> [INSTRUCTIONS FOR THE TASK]: Which lines hold the word "Remediation"? Show each of them.
------------------------------------------------------------------------
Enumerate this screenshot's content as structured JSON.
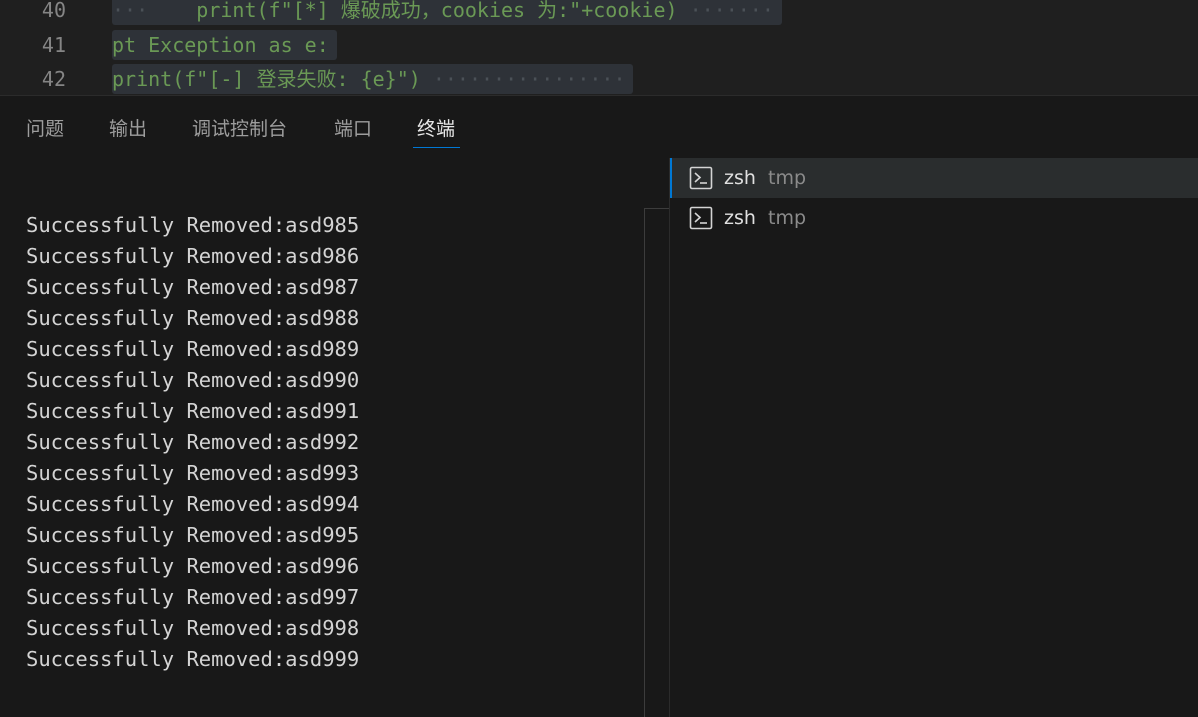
{
  "editor": {
    "lines": [
      {
        "number": "40",
        "lead": "    ",
        "text": "print(f\"[*] 爆破成功，cookies 为:\"+cookie)",
        "trail": " ·······"
      },
      {
        "number": "41",
        "lead": "",
        "text": "pt Exception as e:",
        "trail": ""
      },
      {
        "number": "42",
        "lead": "",
        "text": "print(f\"[-] 登录失败: {e}\")",
        "trail": " ················"
      }
    ]
  },
  "panel": {
    "tabs": [
      {
        "label": "问题"
      },
      {
        "label": "输出"
      },
      {
        "label": "调试控制台"
      },
      {
        "label": "端口"
      },
      {
        "label": "终端",
        "active": true
      }
    ]
  },
  "terminal": {
    "lines": [
      "Successfully Removed:asd985",
      "Successfully Removed:asd986",
      "Successfully Removed:asd987",
      "Successfully Removed:asd988",
      "Successfully Removed:asd989",
      "Successfully Removed:asd990",
      "Successfully Removed:asd991",
      "Successfully Removed:asd992",
      "Successfully Removed:asd993",
      "Successfully Removed:asd994",
      "Successfully Removed:asd995",
      "Successfully Removed:asd996",
      "Successfully Removed:asd997",
      "Successfully Removed:asd998",
      "Successfully Removed:asd999"
    ]
  },
  "terminal_list": {
    "items": [
      {
        "icon": "terminal-icon",
        "name": "zsh",
        "cwd": "tmp",
        "active": true
      },
      {
        "icon": "terminal-icon",
        "name": "zsh",
        "cwd": "tmp",
        "active": false
      }
    ]
  },
  "colors": {
    "accent": "#0078d4",
    "code_green": "#6a9955",
    "panel_bg": "#181818"
  }
}
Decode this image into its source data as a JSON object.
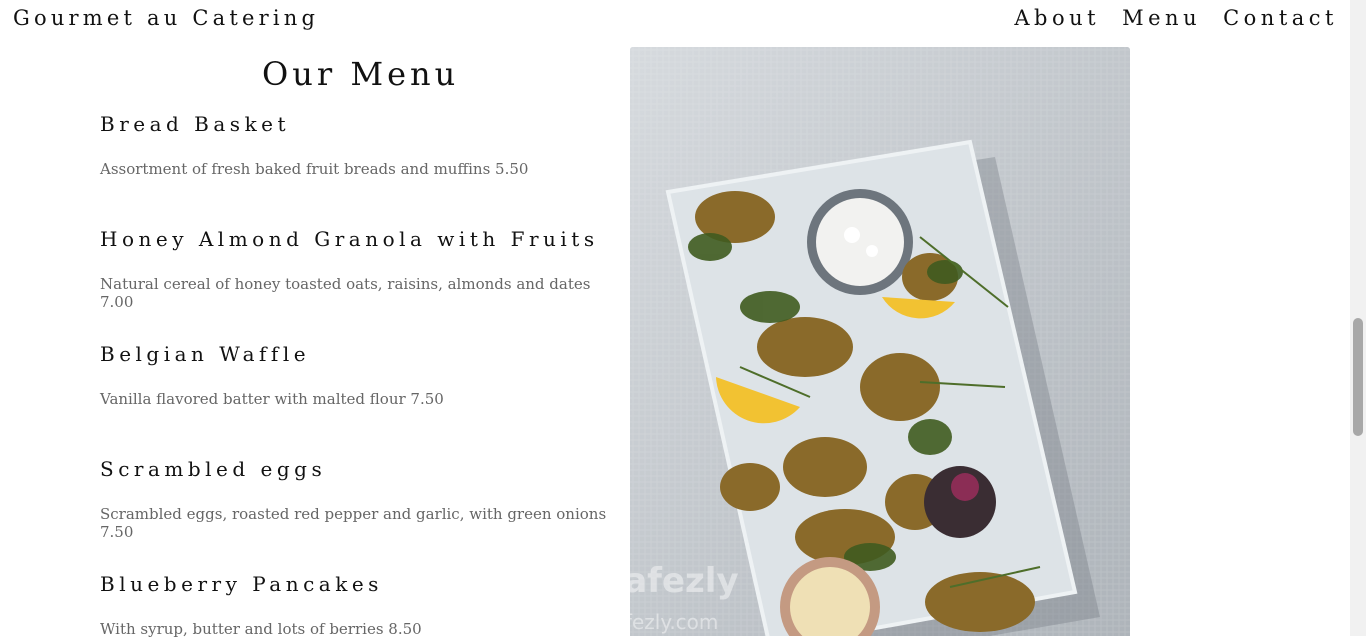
{
  "header": {
    "brand": "Gourmet au Catering",
    "nav": [
      "About",
      "Menu",
      "Contact"
    ]
  },
  "menu": {
    "title": "Our Menu",
    "items": [
      {
        "name": "Bread Basket",
        "description": "Assortment of fresh baked fruit breads and muffins 5.50"
      },
      {
        "name": "Honey Almond Granola with Fruits",
        "description": "Natural cereal of honey toasted oats, raisins, almonds and dates 7.00"
      },
      {
        "name": "Belgian Waffle",
        "description": "Vanilla flavored batter with malted flour 7.50"
      },
      {
        "name": "Scrambled eggs",
        "description": "Scrambled eggs, roasted red pepper and garlic, with green onions 7.50"
      },
      {
        "name": "Blueberry Pancakes",
        "description": "With syrup, butter and lots of berries 8.50"
      }
    ]
  },
  "watermark": "nafezly.com",
  "colors": {
    "text": "#111111",
    "muted": "#666666",
    "background": "#ffffff"
  }
}
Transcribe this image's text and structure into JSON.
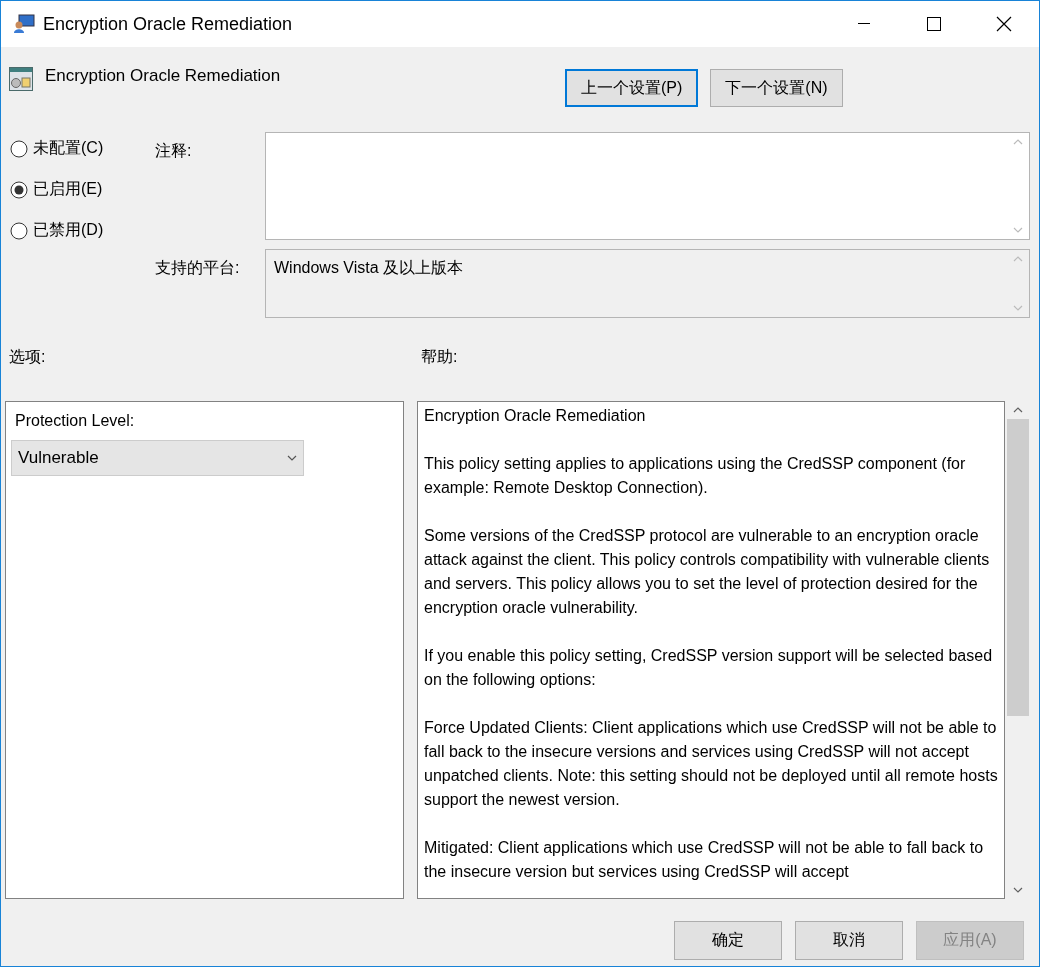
{
  "window": {
    "title": "Encryption Oracle Remediation"
  },
  "policy": {
    "name": "Encryption Oracle Remediation"
  },
  "nav_buttons": [
    {
      "label": "上一个设置(P)",
      "focused": true
    },
    {
      "label": "下一个设置(N)",
      "focused": false
    }
  ],
  "states": [
    {
      "label": "未配置(C)",
      "selected": false
    },
    {
      "label": "已启用(E)",
      "selected": true
    },
    {
      "label": "已禁用(D)",
      "selected": false
    }
  ],
  "comment": {
    "label": "注释:"
  },
  "platform": {
    "label": "支持的平台:",
    "value": "Windows Vista 及以上版本"
  },
  "options": {
    "label": "选项:",
    "fields": [
      {
        "label": "Protection Level:",
        "value": "Vulnerable"
      }
    ]
  },
  "help": {
    "label": "帮助:",
    "paragraphs": [
      "Encryption Oracle Remediation",
      "This policy setting applies to applications using the CredSSP component (for example: Remote Desktop Connection).",
      "Some versions of the CredSSP protocol are vulnerable to an encryption oracle attack against the client.  This policy controls compatibility with vulnerable clients and servers.  This policy allows you to set the level of protection desired for the encryption oracle vulnerability.",
      "If you enable this policy setting, CredSSP version support will be selected based on the following options:",
      "Force Updated Clients: Client applications which use CredSSP will not be able to fall back to the insecure versions and services using CredSSP will not accept unpatched clients. Note: this setting should not be deployed until all remote hosts support the newest version.",
      "Mitigated: Client applications which use CredSSP will not be able to fall back to the insecure version but services using CredSSP will accept"
    ]
  },
  "buttons": [
    {
      "label": "确定",
      "disabled": false
    },
    {
      "label": "取消",
      "disabled": false
    },
    {
      "label": "应用(A)",
      "disabled": true
    }
  ]
}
------------------------------------------------------------------------
> [WORKED SOLUTION]:
    "title": "Encryption Oracle Remediation"
    "name": "Encryption Oracle Remediation"
      "Encryption Oracle Remediation",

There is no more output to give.